Have I Told You About WWI? The Royal Cousins.

Molly R. Dowell
5 min readMay 15, 2020

At the turn of the century, Europe was still very much in the grip of monarchs. Despite a growing global desire for national autonomy and self-determination, much of the developing world remained colonized by the European empires, and those empires were almost all ruled by monarchs related to each other by various degrees. By 1914, three cousins headed three of the most powerful nations involved in the First World War: Britain, Russia, and Germany.

Exactly how they all ended up as cousins is difficult to trace, given that the royal family trees in Europe by this time were less like trees and more like that quarantine sweater you tried to knit: yarns so tangled there’s nothing to do but shrug and leave it to the experts. But they were close enough, and important enough, that their family history, friendships, and tiffs played out on a world stage and helped set off the first global war.

Nicholas II of Russia. As a child, Nicholas was adored by his parents. He was small compared to his towering Russian uncles, and viewed by his family as a bit of a weakling, but this only made them indulge him more. He was especially close to his mother, a Danish princess. She and her sister (mother of George V, up next) harbored a deep dislike of Germany following the German unification process, during which it absorbed much of the traditional Danish kingdom. Nicholas married Alexandra, a granddaughter of Queen Victoria, who believed deeply in the absolute power of the Russian autocracy, and so tried to encourage firmness in her wavering husband. As his father died unexpectedly at a young age, Nicholas felt unprepared when he ascended to the Russian throne, and was widely seen across Europe, and eventually in his own country, as a weak autocrat. He was forced to abdicate in 1917, and begged asylum in England from his cousin George V to escape the Bolshevik Revolution. That request was denied, and he and his family were killed (yes, all of them, despite ongoing rumors to the contrary) the following year.

Nicholas II and George V in their German military uniforms in 1913. Many of the royal cousins held ceremonial positions in each other’s militaries. From Wikipedia.

George V of Great Britain. George was the second son of Edward VII, and did not expect to succeed to the throne. Like Nicholas, he was an adored child, and upon the death of his older brother, was carefully groomed for the crown. Nicholas and George were close throughout their lives, thanks in part to their mothers, who remained the Danish princesses before their other royal ties and were devoted to each other. Nicky and Georgie, as they were known to family, reconnected when the family reunited for the wedding of Kaiser Wilhelm’s daughter in 1913. It’s unclear what they discussed at that visit, but it was friendly enough that the following year George wrote a “private letter” (which nonetheless was seen by senior members of his government) expressing his satisfaction with their renewed friendship and urging continued friendly relations between their two countries. This was, in effect, a state alliance crafted out of a familial friendship.

Rows from a dataset
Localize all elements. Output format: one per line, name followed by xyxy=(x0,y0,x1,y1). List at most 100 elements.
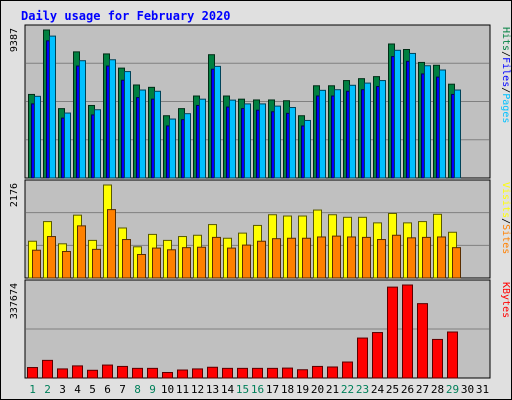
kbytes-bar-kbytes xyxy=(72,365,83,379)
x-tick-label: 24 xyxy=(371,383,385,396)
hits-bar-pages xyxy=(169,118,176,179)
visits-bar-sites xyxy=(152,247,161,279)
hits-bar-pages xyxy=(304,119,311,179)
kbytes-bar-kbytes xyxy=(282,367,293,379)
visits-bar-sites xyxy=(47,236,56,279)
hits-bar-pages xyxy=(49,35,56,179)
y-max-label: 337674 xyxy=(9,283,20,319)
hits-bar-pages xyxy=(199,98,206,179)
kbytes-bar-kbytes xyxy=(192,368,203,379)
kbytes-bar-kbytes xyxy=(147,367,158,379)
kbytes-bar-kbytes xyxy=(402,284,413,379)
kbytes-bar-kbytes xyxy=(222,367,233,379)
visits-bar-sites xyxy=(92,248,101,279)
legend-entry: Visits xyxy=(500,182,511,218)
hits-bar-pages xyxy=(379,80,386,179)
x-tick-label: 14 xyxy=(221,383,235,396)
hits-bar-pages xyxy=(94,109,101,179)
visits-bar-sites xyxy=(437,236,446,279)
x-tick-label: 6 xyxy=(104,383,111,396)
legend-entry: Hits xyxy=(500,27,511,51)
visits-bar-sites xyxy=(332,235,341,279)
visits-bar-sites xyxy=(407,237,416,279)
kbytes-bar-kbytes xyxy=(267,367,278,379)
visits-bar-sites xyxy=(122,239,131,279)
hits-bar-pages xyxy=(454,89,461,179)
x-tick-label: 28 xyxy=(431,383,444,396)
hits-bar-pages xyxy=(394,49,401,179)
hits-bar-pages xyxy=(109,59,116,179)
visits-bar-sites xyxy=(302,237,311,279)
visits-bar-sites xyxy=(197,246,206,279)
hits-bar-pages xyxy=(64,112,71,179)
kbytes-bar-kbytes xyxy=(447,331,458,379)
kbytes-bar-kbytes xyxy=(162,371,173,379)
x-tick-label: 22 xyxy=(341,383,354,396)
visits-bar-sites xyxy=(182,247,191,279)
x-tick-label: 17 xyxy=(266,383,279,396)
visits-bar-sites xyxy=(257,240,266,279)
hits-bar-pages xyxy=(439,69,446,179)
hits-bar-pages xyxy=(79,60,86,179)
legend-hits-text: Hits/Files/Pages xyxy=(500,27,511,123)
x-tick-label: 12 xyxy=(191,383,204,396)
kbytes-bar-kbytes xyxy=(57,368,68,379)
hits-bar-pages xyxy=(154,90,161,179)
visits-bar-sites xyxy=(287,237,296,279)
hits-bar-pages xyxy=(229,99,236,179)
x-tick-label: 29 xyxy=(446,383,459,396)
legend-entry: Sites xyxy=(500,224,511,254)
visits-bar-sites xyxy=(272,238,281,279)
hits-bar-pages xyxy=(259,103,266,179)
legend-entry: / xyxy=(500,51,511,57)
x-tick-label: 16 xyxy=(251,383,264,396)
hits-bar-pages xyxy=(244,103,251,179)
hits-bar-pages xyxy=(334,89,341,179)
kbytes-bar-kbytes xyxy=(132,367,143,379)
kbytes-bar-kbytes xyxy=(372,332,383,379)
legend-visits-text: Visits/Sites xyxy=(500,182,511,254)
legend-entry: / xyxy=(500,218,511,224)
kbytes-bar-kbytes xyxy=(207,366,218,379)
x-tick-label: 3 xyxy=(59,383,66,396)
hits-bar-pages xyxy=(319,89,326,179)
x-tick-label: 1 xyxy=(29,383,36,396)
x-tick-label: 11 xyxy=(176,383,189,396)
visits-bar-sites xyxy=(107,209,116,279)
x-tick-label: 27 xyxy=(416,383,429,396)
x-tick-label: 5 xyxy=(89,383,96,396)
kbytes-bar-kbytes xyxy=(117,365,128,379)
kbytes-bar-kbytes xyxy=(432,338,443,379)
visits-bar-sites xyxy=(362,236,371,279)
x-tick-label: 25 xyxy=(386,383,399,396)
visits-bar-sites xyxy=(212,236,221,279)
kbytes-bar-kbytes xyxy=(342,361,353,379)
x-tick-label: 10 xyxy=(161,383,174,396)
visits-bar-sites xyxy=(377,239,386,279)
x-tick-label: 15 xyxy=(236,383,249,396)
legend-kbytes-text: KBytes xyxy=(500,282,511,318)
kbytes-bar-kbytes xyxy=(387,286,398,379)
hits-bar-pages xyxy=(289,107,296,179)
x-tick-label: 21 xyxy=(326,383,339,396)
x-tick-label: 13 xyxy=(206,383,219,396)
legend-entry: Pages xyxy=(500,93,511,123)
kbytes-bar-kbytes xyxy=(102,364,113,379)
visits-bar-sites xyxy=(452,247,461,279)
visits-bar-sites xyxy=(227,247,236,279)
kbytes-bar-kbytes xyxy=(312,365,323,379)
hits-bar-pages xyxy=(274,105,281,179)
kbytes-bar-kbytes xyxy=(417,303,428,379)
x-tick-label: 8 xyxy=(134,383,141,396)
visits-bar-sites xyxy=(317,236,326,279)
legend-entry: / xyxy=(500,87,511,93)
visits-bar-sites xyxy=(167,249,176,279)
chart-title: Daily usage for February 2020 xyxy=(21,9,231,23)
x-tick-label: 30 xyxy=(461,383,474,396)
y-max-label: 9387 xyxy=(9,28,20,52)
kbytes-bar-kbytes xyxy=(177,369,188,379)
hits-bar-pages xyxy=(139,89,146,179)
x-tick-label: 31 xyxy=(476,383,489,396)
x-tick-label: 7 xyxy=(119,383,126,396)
...
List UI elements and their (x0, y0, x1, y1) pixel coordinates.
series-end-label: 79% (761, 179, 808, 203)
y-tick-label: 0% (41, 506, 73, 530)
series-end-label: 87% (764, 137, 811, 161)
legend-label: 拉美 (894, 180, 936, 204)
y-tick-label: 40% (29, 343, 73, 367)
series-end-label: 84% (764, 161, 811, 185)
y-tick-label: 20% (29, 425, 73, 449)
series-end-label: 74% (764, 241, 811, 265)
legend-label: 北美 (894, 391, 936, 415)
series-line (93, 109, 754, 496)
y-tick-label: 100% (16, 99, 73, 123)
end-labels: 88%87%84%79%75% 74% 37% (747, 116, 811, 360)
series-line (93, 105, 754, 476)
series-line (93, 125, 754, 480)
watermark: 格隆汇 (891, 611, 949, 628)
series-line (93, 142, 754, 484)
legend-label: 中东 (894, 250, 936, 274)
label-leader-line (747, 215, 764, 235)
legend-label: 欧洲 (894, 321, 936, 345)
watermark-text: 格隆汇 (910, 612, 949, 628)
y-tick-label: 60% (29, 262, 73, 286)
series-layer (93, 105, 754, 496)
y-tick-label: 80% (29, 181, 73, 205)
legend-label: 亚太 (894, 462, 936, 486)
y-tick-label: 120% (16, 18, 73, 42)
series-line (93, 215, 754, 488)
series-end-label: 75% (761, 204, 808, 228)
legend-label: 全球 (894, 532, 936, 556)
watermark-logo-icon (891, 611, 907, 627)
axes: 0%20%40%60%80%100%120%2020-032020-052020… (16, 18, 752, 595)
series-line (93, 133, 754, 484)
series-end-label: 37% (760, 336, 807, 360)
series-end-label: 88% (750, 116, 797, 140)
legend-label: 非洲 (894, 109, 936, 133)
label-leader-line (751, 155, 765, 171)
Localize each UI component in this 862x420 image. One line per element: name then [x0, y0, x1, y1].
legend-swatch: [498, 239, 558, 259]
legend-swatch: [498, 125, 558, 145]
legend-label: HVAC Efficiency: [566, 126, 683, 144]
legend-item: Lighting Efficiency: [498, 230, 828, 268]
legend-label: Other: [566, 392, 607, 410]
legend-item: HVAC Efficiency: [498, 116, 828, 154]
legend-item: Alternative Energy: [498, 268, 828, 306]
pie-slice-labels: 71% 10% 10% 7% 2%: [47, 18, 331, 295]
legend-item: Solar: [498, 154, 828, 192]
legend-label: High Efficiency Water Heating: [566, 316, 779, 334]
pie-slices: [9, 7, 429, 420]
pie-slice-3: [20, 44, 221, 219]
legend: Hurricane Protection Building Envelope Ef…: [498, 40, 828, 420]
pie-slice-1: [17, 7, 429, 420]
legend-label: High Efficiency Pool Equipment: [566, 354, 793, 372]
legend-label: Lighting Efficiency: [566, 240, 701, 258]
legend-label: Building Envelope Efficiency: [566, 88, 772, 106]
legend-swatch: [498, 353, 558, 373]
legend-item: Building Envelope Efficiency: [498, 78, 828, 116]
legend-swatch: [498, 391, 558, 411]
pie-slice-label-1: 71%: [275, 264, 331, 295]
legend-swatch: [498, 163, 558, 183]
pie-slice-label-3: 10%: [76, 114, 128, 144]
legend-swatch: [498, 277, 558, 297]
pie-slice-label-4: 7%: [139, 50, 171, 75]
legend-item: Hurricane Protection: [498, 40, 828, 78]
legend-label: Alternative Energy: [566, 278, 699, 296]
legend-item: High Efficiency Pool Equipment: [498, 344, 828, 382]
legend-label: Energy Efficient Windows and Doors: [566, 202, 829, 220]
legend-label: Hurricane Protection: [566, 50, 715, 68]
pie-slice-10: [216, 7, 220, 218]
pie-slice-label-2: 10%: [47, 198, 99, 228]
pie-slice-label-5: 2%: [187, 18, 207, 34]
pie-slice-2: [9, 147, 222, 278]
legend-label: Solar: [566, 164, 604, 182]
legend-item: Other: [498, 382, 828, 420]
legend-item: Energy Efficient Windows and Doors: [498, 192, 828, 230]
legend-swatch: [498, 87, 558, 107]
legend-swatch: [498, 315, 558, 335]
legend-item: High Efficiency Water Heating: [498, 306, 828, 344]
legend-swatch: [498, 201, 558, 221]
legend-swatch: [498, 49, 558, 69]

Set tasks –
1. Copy the passage of the essay on the royal cousins of the First World War from "At the turn" up to and including "first global war.".
2. Repeat verbatim the lines of the rows, from the line with "kbytes-bar-kbytes xyxy=(72,365,83,379)" up to and including the line with "x-tick-label: 22 xyxy=(341,383,354,396)", and nothing else.

Task solutions –
1.
At the turn of the century, Europe was still very much in the grip of monarchs. Despite a growing global desire for national autonomy and self-determination, much of the developing world remained colonized by the European empires, and those empires were almost all ruled by monarchs related to each other by various degrees. By 1914, three cousins headed three of the most powerful nations involved in the First World War: Britain, Russia, and Germany.

Exactly how they all ended up as cousins is difficult to trace, given that the royal family trees in Europe by this time were less like trees and more like that quarantine sweater you tried to knit: yarns so tangled there’s nothing to do but shrug and leave it to the experts. But they were close enough, and important enough, that their family history, friendships, and tiffs played out on a world stage and helped set off the first global war.

2.
kbytes-bar-kbytes xyxy=(72,365,83,379)
x-tick-label: 24 xyxy=(371,383,385,396)
hits-bar-pages xyxy=(169,118,176,179)
visits-bar-sites xyxy=(152,247,161,279)
hits-bar-pages xyxy=(304,119,311,179)
kbytes-bar-kbytes xyxy=(282,367,293,379)
visits-bar-sites xyxy=(47,236,56,279)
hits-bar-pages xyxy=(49,35,56,179)
y-max-label: 337674 xyxy=(9,283,20,319)
hits-bar-pages xyxy=(199,98,206,179)
kbytes-bar-kbytes xyxy=(192,368,203,379)
kbytes-bar-kbytes xyxy=(147,367,158,379)
kbytes-bar-kbytes xyxy=(402,284,413,379)
kbytes-bar-kbytes xyxy=(222,367,233,379)
visits-bar-sites xyxy=(92,248,101,279)
legend-entry: Visits xyxy=(500,182,511,218)
hits-bar-pages xyxy=(379,80,386,179)
x-tick-label: 14 xyxy=(221,383,235,396)
hits-bar-pages xyxy=(94,109,101,179)
visits-bar-sites xyxy=(437,236,446,279)
x-tick-label: 6 xyxy=(104,383,111,396)
legend-entry: Hits xyxy=(500,27,511,51)
visits-bar-sites xyxy=(332,235,341,279)
visits-bar-sites xyxy=(407,237,416,279)
kbytes-bar-kbytes xyxy=(267,367,278,379)
visits-bar-sites xyxy=(122,239,131,279)
hits-bar-pages xyxy=(454,89,461,179)
x-tick-label: 28 xyxy=(431,383,444,396)
hits-bar-pages xyxy=(394,49,401,179)
hits-bar-pages xyxy=(109,59,116,179)
visits-bar-sites xyxy=(302,237,311,279)
visits-bar-sites xyxy=(197,246,206,279)
hits-bar-pages xyxy=(64,112,71,179)
kbytes-bar-kbytes xyxy=(447,331,458,379)
kbytes-bar-kbytes xyxy=(162,371,173,379)
x-tick-label: 22 xyxy=(341,383,354,396)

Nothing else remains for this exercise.